Reproduce the entries below word for word, from the very first line through the line that contains "sheet-drag-handle[interactable] (517, 296, 642, 310)", with both ends included.
↓↓↓
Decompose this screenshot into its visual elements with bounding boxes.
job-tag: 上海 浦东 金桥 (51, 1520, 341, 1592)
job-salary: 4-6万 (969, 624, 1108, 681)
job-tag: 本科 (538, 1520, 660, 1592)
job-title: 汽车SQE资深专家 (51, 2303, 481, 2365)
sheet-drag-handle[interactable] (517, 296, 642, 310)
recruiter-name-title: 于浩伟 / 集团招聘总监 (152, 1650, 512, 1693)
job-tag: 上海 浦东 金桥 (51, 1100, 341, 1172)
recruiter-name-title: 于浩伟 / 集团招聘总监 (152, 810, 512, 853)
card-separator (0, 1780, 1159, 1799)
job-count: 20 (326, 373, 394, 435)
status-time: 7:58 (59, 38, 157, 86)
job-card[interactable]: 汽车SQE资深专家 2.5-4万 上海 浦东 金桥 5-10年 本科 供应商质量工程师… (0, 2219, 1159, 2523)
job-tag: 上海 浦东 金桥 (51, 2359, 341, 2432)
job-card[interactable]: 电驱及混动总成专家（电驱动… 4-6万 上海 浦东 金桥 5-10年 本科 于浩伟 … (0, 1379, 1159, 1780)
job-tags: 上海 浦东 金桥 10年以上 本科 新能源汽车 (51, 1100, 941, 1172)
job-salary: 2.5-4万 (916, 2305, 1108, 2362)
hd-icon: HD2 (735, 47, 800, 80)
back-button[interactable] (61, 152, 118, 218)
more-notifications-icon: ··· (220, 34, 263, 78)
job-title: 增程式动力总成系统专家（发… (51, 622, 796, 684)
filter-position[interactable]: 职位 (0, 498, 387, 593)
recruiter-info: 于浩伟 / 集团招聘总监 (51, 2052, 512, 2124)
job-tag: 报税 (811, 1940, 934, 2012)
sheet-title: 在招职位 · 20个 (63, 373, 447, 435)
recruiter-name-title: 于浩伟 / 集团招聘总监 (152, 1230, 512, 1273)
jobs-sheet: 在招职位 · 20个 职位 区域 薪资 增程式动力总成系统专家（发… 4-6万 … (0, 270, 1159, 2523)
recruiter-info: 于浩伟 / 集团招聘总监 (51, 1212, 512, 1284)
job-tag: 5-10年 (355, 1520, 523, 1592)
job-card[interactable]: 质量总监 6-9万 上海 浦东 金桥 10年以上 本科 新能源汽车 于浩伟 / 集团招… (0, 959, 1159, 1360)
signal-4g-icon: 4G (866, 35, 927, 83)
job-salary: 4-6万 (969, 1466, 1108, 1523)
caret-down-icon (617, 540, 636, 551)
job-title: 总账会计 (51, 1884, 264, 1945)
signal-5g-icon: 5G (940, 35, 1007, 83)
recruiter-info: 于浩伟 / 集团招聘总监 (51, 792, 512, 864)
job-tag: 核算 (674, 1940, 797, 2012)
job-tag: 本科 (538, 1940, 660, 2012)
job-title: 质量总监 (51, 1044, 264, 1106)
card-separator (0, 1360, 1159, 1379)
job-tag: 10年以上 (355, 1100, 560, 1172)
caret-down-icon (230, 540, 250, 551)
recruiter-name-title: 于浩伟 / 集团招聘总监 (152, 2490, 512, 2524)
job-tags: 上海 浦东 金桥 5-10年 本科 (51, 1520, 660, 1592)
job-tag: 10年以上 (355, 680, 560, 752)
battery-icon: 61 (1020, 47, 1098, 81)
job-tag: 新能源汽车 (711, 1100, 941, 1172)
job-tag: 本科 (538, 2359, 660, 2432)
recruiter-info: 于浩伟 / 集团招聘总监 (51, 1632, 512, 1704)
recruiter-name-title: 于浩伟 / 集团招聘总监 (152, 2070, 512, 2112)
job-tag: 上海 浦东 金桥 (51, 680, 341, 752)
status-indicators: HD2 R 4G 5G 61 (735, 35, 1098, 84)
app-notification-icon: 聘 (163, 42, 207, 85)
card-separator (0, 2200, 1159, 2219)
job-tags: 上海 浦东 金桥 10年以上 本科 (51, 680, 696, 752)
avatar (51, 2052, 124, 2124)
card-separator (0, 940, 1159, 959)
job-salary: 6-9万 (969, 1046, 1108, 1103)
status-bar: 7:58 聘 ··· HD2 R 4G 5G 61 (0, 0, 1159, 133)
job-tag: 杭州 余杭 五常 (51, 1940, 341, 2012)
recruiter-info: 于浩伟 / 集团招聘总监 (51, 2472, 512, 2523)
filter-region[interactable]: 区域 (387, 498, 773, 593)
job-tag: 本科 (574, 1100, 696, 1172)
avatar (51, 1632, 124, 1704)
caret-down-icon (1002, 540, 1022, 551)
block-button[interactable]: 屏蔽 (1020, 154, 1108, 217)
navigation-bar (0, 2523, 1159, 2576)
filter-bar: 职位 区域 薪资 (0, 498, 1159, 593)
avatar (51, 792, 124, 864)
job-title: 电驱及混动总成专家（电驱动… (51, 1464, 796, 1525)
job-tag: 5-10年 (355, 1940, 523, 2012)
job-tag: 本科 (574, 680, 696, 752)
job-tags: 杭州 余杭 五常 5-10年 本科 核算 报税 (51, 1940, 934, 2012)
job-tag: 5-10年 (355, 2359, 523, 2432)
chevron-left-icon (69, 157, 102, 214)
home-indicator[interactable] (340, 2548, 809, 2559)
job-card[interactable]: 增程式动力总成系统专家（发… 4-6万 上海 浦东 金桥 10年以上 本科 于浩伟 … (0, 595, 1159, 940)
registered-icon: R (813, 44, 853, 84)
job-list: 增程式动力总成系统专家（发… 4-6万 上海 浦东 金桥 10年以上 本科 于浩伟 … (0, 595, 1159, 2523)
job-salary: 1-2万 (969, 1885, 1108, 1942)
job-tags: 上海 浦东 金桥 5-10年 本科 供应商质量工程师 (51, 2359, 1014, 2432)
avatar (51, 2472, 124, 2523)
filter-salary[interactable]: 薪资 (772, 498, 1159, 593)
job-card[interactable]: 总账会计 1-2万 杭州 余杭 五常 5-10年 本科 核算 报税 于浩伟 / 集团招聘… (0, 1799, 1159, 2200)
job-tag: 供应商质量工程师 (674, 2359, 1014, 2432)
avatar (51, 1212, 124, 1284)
↑↑↑
• Output below
Decompose this screenshot into its visual elements with bounding boxes.
job-tag: 上海 浦东 金桥 (51, 1520, 341, 1592)
job-salary: 4-6万 (969, 624, 1108, 681)
job-tag: 本科 (538, 1520, 660, 1592)
job-title: 汽车SQE资深专家 (51, 2303, 481, 2365)
sheet-drag-handle[interactable] (517, 296, 642, 310)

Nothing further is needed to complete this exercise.